── Records supplied ──

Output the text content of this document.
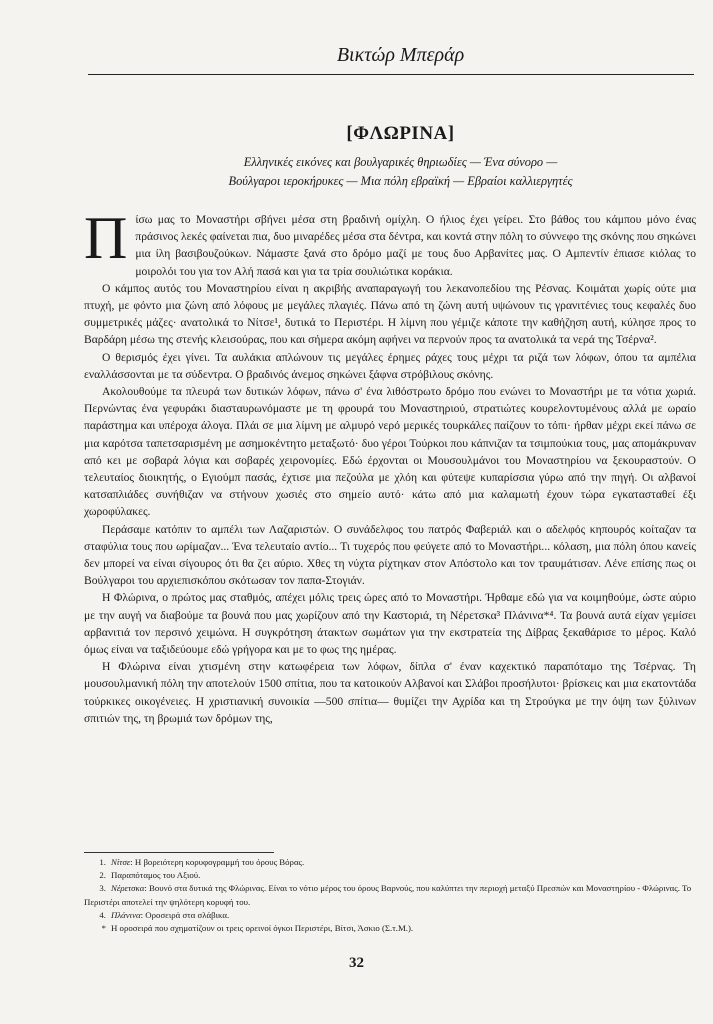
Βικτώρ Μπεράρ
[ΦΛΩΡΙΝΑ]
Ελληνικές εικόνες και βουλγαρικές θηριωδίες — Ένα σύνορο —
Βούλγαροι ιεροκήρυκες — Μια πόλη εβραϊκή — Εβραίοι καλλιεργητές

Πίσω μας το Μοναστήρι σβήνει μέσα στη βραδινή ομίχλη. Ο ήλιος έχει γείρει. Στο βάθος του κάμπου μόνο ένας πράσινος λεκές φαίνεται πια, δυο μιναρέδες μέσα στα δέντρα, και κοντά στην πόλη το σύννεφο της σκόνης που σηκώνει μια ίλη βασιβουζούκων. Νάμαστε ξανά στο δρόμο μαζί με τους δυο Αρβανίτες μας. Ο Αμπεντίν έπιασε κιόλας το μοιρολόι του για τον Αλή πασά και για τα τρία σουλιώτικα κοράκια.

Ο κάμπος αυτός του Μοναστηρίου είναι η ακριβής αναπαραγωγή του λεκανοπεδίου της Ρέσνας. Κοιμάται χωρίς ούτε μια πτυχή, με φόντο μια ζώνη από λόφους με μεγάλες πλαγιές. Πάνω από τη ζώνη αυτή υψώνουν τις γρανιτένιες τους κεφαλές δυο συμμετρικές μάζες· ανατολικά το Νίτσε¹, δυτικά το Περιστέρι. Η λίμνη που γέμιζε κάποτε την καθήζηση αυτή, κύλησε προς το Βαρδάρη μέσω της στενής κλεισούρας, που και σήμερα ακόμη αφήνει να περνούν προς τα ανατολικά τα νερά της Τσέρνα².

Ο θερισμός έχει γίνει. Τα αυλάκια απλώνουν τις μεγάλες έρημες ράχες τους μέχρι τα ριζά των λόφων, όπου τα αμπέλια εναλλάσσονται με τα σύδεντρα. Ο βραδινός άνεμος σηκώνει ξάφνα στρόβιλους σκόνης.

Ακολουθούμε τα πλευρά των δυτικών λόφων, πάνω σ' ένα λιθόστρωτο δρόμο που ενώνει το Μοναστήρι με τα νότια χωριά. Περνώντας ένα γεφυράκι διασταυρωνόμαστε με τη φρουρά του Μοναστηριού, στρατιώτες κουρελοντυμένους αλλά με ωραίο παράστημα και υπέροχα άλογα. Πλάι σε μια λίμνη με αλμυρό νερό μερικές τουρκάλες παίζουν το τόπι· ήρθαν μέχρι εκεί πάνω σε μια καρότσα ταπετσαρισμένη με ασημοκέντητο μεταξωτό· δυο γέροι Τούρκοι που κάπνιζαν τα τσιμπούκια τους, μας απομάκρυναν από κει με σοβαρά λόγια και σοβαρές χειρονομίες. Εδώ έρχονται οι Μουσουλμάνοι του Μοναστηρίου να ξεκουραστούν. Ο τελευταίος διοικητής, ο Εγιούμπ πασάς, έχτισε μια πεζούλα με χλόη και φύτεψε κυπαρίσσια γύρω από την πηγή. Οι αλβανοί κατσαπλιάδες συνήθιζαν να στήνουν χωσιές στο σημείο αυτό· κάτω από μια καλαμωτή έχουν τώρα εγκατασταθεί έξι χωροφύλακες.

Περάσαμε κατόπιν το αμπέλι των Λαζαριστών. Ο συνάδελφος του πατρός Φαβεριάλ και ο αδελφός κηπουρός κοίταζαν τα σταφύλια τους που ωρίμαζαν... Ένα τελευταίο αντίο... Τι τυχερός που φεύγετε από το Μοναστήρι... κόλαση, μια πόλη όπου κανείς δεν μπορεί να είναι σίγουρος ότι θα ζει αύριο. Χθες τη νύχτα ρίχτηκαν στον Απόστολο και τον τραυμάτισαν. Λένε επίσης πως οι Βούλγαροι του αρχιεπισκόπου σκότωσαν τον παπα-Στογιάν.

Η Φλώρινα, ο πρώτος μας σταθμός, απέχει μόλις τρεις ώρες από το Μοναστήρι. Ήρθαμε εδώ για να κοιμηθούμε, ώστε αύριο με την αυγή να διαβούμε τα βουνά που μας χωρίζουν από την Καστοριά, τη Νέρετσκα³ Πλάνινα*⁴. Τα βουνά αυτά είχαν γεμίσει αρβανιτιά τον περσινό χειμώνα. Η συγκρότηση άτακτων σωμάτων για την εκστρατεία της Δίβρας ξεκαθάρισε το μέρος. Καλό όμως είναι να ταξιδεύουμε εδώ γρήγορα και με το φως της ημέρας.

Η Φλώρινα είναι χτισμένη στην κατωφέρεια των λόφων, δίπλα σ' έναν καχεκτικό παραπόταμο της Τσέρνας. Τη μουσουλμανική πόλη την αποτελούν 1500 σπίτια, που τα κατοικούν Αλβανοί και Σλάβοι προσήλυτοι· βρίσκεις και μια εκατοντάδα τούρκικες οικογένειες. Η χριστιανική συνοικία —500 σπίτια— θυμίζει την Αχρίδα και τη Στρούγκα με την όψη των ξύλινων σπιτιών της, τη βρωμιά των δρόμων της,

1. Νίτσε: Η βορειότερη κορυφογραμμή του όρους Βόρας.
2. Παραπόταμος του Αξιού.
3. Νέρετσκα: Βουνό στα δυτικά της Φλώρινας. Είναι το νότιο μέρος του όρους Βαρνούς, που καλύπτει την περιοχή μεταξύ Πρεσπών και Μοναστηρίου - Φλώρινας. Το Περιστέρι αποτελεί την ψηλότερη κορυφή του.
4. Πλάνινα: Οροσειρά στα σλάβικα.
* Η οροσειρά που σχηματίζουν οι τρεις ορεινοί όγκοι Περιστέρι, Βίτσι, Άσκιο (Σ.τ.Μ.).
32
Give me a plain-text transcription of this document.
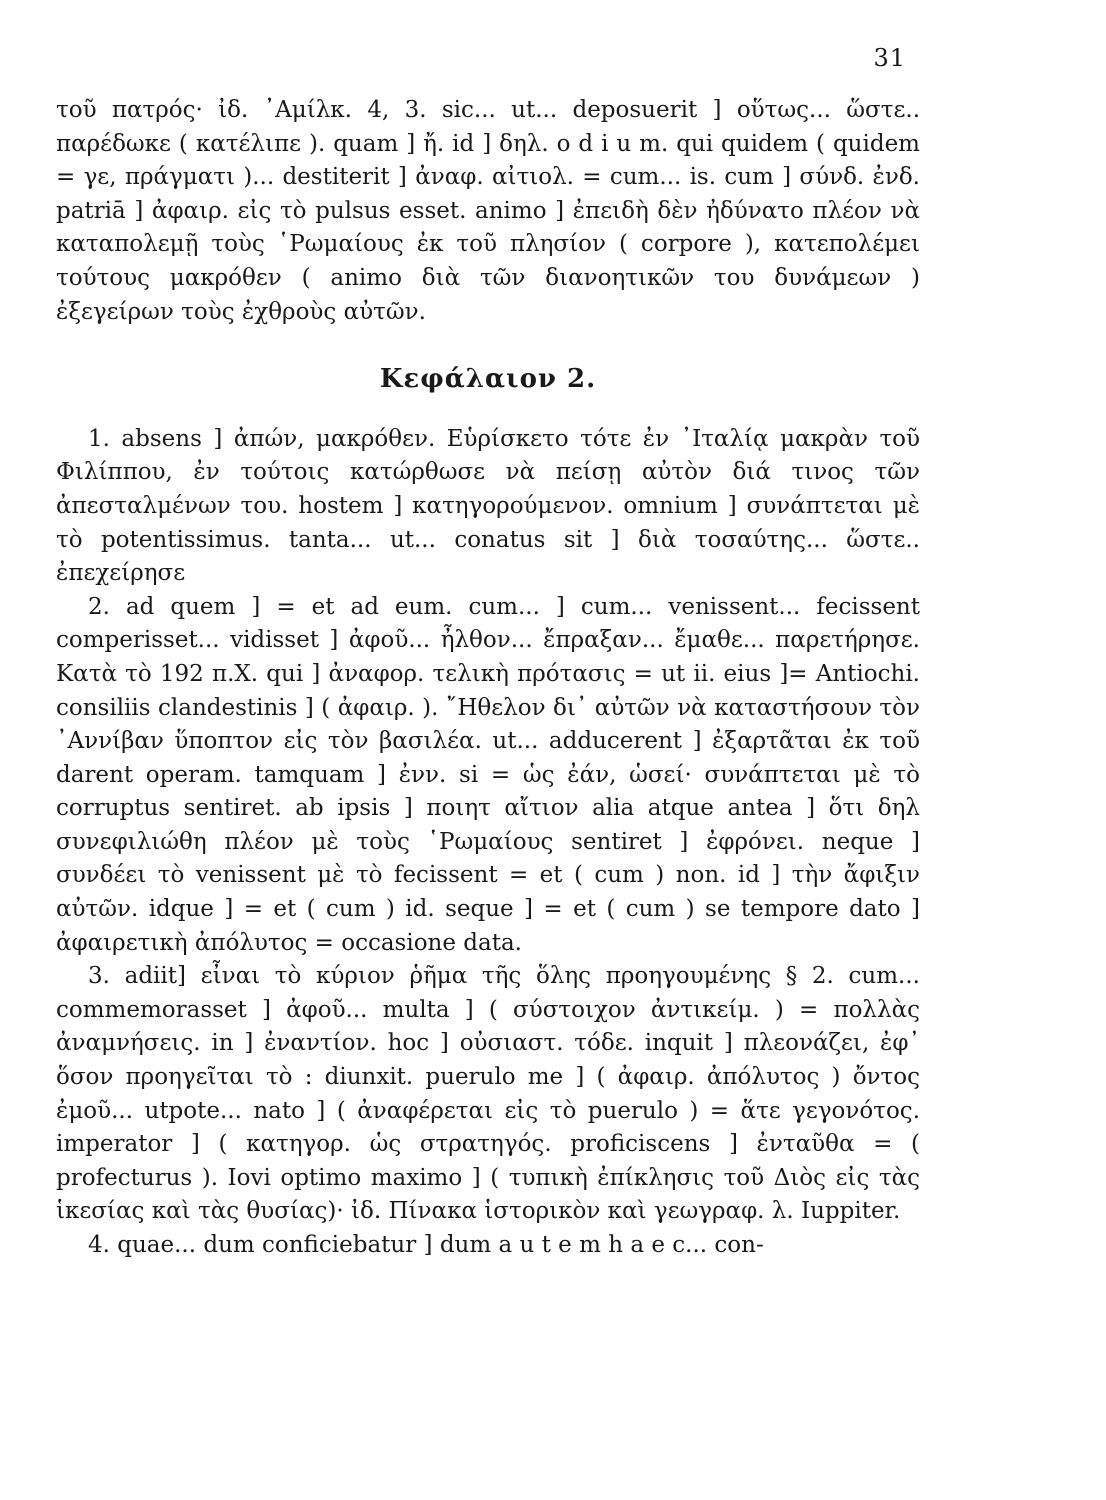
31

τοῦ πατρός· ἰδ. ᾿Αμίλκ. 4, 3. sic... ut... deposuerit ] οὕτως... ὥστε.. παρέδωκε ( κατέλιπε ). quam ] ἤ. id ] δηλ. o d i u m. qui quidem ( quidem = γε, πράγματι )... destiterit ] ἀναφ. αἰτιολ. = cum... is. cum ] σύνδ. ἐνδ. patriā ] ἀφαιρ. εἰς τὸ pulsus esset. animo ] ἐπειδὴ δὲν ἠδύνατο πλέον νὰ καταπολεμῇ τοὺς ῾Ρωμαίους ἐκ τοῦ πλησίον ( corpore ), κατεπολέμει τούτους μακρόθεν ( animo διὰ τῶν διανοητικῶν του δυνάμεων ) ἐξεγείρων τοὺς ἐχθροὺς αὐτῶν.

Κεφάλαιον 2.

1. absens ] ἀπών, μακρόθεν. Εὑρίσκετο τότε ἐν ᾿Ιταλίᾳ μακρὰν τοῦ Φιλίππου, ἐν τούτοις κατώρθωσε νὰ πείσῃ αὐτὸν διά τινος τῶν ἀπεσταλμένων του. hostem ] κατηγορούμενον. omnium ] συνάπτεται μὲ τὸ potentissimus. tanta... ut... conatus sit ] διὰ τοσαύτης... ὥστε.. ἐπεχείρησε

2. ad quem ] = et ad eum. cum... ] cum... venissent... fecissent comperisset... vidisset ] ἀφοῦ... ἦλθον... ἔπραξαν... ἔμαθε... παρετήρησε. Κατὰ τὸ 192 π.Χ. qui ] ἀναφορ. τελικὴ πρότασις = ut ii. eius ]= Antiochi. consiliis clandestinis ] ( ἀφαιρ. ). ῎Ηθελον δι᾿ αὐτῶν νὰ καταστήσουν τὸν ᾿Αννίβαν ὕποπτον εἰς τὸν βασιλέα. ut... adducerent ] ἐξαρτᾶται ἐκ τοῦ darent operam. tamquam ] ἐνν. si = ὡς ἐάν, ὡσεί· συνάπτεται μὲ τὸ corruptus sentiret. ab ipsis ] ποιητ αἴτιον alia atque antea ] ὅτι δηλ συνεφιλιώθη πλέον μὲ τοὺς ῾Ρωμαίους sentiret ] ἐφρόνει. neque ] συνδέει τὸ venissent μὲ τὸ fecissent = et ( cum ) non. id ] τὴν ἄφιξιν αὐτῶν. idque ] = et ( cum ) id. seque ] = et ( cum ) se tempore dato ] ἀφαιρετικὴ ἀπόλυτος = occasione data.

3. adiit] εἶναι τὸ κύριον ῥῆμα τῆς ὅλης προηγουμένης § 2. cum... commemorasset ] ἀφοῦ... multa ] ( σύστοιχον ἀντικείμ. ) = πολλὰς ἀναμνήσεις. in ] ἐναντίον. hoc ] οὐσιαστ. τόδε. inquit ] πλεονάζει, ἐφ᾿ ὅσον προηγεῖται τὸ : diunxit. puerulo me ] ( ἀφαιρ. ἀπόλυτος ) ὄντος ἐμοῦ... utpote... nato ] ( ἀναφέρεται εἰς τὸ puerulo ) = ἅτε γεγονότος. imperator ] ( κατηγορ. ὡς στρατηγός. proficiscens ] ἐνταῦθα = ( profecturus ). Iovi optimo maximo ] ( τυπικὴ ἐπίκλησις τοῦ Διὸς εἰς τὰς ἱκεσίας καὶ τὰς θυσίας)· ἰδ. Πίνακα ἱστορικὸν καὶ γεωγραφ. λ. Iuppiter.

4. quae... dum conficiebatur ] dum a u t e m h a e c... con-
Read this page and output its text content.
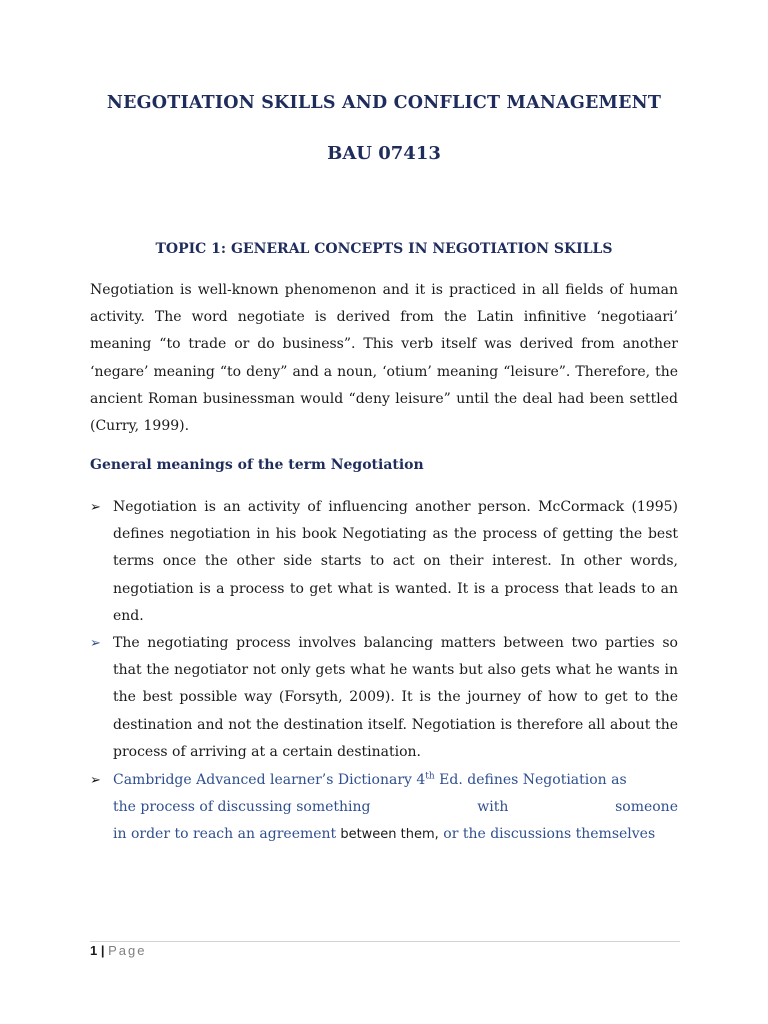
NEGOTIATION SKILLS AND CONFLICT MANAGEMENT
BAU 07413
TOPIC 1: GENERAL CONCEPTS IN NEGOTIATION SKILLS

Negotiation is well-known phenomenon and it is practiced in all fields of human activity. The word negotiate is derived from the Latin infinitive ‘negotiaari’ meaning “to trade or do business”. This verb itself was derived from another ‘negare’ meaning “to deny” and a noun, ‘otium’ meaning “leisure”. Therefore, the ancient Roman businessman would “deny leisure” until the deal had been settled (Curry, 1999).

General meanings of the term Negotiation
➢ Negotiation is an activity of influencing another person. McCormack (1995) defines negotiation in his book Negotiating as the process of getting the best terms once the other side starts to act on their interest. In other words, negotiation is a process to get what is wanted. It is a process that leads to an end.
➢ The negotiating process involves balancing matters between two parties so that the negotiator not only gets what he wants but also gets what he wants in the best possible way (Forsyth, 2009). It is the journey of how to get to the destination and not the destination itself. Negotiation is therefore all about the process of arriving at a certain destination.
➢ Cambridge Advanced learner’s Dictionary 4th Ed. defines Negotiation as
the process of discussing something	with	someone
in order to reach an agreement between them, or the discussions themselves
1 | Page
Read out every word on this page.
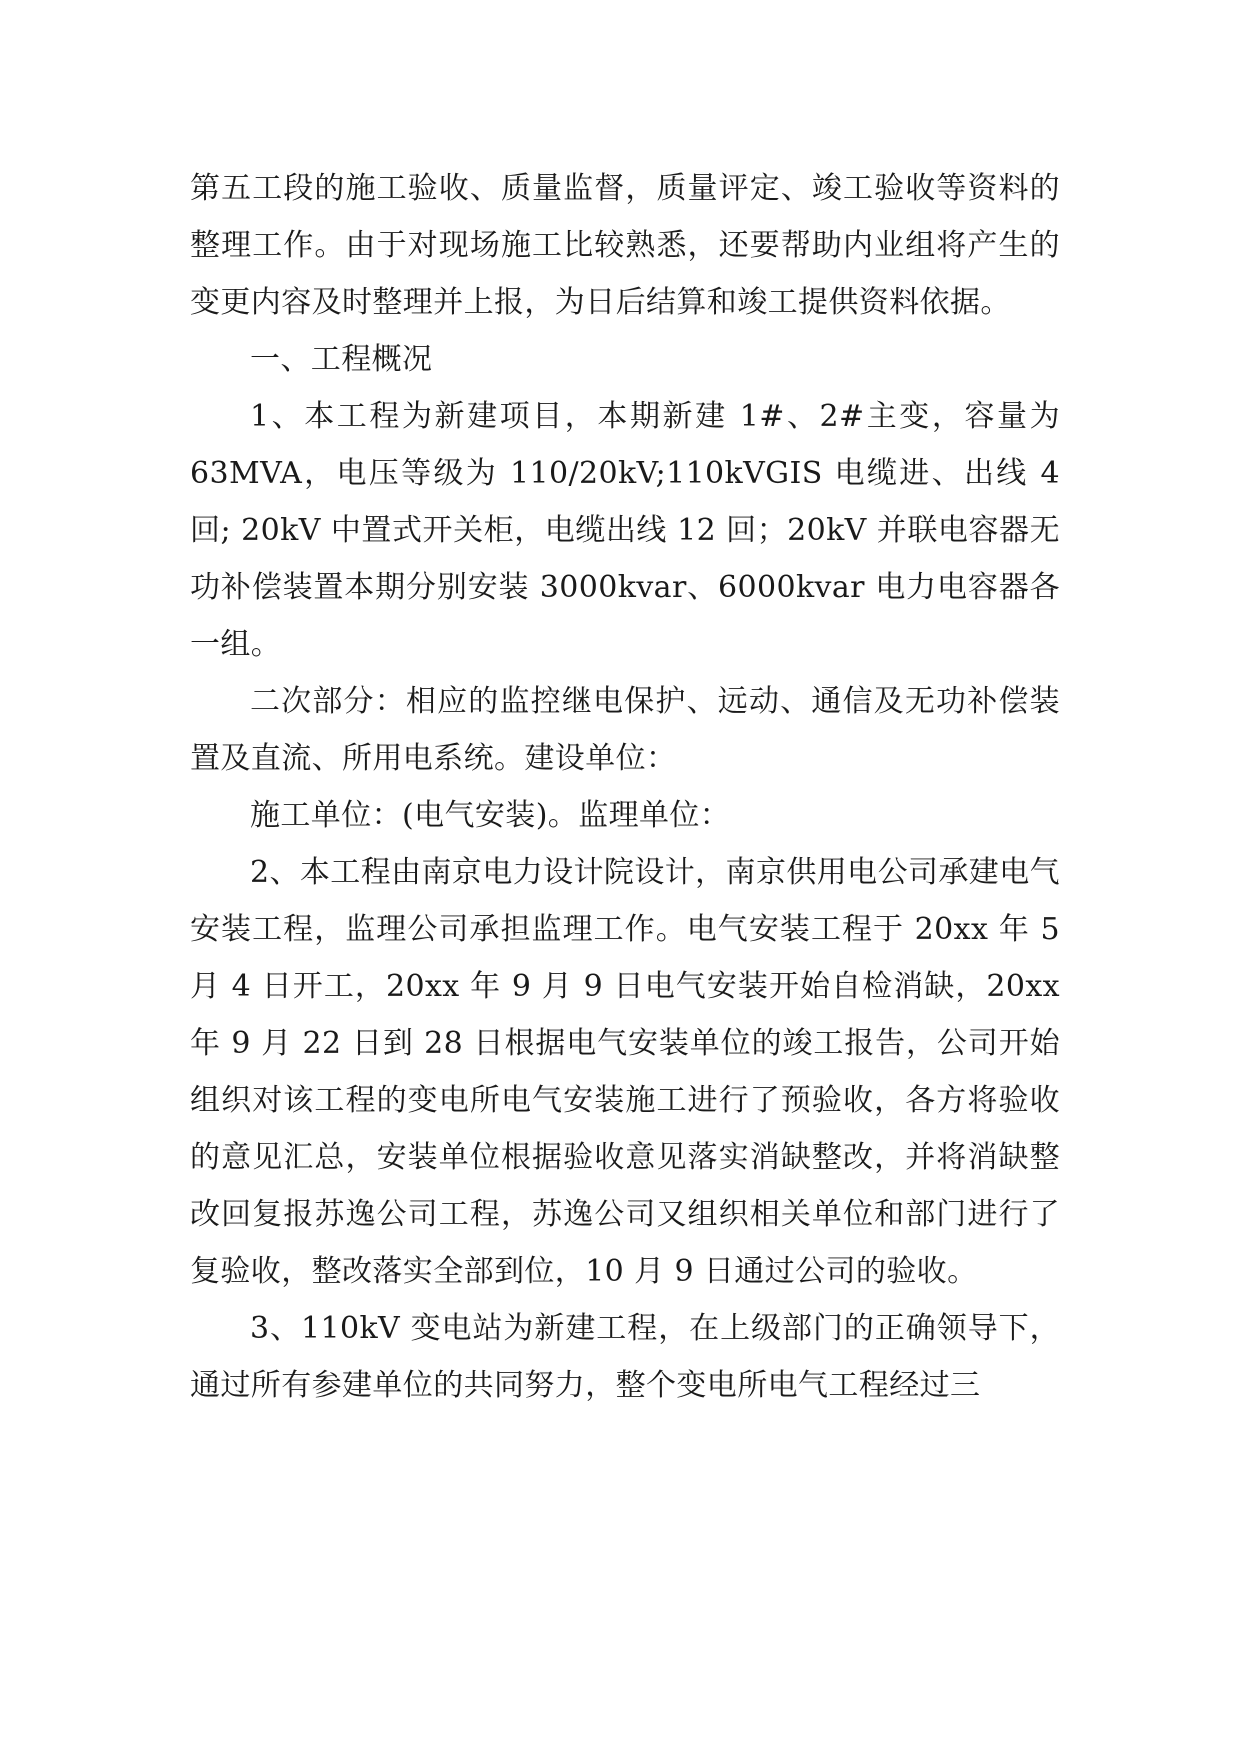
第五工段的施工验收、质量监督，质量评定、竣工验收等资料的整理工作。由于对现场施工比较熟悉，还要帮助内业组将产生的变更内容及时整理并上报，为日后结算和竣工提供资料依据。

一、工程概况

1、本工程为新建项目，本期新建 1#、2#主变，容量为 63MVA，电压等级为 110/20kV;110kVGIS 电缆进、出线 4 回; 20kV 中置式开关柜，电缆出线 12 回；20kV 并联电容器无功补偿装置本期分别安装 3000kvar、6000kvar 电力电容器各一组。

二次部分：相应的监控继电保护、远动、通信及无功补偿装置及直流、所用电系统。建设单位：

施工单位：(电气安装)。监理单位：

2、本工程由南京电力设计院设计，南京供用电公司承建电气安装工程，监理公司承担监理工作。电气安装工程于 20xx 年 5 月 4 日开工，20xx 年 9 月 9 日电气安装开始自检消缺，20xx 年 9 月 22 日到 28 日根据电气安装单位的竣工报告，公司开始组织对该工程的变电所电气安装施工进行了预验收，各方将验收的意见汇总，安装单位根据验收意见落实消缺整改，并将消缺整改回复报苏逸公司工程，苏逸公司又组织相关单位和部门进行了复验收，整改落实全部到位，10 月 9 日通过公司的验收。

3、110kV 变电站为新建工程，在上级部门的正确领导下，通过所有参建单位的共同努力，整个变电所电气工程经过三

───

The request: Leave out every picture, and repeat word for word only the lines from the one holding "Read out every word on this page." through the end of the entries above, both ends included.

Finished task:
Read out every word on this page.
第五工段的施工验收、质量监督，质量评定、竣工验收等资料的整理工作。由于对现场施工比较熟悉，还要帮助内业组将产生的变更内容及时整理并上报，为日后结算和竣工提供资料依据。

一、工程概况

1、本工程为新建项目，本期新建 1#、2#主变，容量为 63MVA，电压等级为 110/20kV;110kVGIS 电缆进、出线 4 回; 20kV 中置式开关柜，电缆出线 12 回；20kV 并联电容器无功补偿装置本期分别安装 3000kvar、6000kvar 电力电容器各一组。

二次部分：相应的监控继电保护、远动、通信及无功补偿装置及直流、所用电系统。建设单位：

施工单位：(电气安装)。监理单位：

2、本工程由南京电力设计院设计，南京供用电公司承建电气安装工程，监理公司承担监理工作。电气安装工程于 20xx 年 5 月 4 日开工，20xx 年 9 月 9 日电气安装开始自检消缺，20xx 年 9 月 22 日到 28 日根据电气安装单位的竣工报告，公司开始组织对该工程的变电所电气安装施工进行了预验收，各方将验收的意见汇总，安装单位根据验收意见落实消缺整改，并将消缺整改回复报苏逸公司工程，苏逸公司又组织相关单位和部门进行了复验收，整改落实全部到位，10 月 9 日通过公司的验收。

3、110kV 变电站为新建工程，在上级部门的正确领导下，通过所有参建单位的共同努力，整个变电所电气工程经过三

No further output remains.